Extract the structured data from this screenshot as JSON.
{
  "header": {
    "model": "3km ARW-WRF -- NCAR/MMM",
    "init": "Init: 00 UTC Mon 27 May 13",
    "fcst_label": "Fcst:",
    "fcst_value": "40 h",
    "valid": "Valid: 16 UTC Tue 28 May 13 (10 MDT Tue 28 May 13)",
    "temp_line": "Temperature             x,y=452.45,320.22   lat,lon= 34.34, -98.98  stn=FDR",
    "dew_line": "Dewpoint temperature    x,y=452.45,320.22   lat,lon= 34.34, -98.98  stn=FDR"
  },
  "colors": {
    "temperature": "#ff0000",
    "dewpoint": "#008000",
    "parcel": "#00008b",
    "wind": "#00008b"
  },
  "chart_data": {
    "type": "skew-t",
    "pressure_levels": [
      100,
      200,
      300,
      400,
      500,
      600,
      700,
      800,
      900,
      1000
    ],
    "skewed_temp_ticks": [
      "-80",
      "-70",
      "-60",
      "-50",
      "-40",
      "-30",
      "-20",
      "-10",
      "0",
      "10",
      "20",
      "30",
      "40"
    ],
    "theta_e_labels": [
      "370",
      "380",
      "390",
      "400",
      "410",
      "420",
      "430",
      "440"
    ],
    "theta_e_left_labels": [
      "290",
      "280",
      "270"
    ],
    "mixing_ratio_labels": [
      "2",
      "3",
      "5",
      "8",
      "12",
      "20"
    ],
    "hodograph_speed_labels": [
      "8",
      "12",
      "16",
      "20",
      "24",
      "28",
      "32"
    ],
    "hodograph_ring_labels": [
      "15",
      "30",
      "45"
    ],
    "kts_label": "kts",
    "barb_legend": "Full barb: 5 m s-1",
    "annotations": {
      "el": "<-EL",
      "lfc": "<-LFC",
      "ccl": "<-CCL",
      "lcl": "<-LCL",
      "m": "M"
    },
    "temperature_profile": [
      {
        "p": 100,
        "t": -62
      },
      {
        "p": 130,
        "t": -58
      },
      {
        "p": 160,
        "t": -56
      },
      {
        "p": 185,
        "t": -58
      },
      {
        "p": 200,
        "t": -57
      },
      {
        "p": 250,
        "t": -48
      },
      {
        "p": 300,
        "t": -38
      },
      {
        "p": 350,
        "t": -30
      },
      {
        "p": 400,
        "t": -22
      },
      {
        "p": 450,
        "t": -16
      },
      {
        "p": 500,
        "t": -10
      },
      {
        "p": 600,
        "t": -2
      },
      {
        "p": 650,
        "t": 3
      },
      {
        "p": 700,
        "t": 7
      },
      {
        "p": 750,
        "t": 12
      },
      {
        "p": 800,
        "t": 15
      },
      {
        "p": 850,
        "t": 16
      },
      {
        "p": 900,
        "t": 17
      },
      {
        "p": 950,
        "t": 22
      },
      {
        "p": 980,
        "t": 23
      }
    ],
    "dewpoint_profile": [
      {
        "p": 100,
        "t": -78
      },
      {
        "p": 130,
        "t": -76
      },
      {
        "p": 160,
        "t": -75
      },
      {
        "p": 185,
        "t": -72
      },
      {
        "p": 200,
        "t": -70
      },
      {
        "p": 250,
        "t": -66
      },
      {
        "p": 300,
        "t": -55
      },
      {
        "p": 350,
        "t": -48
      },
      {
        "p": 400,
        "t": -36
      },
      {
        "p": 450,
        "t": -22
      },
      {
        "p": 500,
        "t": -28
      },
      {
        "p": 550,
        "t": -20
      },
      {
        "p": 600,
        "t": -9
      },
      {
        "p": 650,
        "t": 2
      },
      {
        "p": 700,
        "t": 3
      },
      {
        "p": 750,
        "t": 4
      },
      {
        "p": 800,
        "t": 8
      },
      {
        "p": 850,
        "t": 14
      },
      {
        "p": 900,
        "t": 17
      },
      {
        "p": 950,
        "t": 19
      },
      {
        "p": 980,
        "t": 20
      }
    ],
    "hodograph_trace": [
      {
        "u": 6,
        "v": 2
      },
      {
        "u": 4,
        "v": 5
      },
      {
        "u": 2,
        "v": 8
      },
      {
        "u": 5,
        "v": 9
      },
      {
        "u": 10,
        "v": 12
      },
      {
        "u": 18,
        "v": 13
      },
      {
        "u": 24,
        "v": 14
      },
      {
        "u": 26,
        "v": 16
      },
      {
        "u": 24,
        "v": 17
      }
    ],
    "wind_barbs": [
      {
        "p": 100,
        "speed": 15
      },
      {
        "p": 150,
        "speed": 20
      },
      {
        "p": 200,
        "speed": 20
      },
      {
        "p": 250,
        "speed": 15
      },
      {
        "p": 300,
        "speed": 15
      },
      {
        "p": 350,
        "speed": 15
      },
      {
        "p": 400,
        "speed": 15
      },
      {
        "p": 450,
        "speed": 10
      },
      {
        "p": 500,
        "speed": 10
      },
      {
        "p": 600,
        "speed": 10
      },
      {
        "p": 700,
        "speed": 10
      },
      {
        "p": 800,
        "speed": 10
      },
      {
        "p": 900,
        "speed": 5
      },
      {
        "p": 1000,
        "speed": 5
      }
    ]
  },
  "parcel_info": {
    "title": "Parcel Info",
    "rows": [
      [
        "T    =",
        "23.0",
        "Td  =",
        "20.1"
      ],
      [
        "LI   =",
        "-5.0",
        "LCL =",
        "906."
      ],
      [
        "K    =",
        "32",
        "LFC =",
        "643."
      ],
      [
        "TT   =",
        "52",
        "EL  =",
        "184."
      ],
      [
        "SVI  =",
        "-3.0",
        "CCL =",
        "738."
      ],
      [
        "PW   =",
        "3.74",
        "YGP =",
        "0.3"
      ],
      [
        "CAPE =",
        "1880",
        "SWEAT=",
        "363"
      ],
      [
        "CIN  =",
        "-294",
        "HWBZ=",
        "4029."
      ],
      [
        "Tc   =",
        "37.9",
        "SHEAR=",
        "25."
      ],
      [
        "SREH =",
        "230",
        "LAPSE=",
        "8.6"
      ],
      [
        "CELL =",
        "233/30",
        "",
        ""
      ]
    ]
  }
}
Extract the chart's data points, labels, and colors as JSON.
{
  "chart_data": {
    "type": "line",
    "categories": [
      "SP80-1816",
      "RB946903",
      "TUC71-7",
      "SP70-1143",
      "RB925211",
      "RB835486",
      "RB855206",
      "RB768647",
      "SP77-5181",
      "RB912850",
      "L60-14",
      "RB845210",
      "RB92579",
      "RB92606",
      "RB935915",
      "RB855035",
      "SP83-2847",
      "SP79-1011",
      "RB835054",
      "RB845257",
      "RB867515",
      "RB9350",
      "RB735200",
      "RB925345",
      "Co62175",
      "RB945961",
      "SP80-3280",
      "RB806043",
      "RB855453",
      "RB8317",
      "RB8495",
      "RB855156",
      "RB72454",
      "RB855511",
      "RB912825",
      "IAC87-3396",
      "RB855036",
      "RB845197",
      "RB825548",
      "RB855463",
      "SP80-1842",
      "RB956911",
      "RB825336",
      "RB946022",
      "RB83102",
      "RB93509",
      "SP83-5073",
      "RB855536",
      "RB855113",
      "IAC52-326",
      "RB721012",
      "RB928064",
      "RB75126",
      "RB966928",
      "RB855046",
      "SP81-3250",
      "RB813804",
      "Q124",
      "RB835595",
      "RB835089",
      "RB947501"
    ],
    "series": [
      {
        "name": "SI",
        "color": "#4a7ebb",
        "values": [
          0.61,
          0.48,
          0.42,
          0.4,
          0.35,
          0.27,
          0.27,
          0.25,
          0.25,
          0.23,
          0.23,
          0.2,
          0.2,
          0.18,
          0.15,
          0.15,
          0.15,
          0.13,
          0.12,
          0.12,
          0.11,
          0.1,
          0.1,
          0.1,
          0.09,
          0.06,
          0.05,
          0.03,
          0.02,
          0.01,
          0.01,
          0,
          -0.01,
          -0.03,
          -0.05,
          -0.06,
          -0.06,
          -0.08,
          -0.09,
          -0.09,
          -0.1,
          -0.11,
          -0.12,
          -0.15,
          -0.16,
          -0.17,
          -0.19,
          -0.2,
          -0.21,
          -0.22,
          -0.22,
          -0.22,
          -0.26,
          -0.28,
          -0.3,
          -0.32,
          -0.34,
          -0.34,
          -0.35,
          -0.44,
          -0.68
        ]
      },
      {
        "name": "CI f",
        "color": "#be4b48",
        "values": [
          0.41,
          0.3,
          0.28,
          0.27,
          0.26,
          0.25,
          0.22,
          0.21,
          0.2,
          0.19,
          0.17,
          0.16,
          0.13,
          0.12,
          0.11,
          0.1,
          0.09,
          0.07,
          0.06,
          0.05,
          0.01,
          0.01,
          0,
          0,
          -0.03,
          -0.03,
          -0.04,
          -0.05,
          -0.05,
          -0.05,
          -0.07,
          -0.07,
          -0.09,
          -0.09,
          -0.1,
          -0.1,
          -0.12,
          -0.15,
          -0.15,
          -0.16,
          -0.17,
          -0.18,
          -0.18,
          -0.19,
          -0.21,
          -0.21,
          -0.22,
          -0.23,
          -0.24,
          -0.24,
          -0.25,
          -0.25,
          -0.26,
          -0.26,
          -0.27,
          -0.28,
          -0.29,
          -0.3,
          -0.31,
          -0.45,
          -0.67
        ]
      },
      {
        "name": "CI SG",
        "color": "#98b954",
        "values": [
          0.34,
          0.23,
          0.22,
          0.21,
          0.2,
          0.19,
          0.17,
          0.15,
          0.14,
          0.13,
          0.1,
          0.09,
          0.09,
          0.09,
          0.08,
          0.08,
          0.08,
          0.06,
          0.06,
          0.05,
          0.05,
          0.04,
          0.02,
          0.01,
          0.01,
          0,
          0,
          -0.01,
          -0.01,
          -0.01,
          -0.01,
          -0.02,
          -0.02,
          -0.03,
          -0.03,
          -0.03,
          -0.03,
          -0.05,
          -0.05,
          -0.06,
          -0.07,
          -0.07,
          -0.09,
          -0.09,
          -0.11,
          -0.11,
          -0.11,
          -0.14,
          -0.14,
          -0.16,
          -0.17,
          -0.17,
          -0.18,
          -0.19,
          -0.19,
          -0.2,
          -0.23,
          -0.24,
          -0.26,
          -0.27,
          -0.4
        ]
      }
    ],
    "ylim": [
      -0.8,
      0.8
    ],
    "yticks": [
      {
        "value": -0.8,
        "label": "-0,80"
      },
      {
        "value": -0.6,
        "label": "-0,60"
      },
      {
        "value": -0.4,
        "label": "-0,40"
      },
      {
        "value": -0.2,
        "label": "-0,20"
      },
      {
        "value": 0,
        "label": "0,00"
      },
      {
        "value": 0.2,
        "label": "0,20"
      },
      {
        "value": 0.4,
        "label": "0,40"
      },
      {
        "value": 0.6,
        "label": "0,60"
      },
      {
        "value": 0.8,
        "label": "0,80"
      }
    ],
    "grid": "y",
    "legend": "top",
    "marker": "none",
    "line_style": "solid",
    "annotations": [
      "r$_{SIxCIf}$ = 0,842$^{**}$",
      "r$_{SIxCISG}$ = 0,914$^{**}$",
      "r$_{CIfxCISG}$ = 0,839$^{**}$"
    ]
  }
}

_WHAT NEEDS TO BE DONE_
Gather up the lines containing the word "colors" from these records and copy them.

_THE SOLUTION_
  "colors": {
Extract the chart's data points, labels, and colors as JSON.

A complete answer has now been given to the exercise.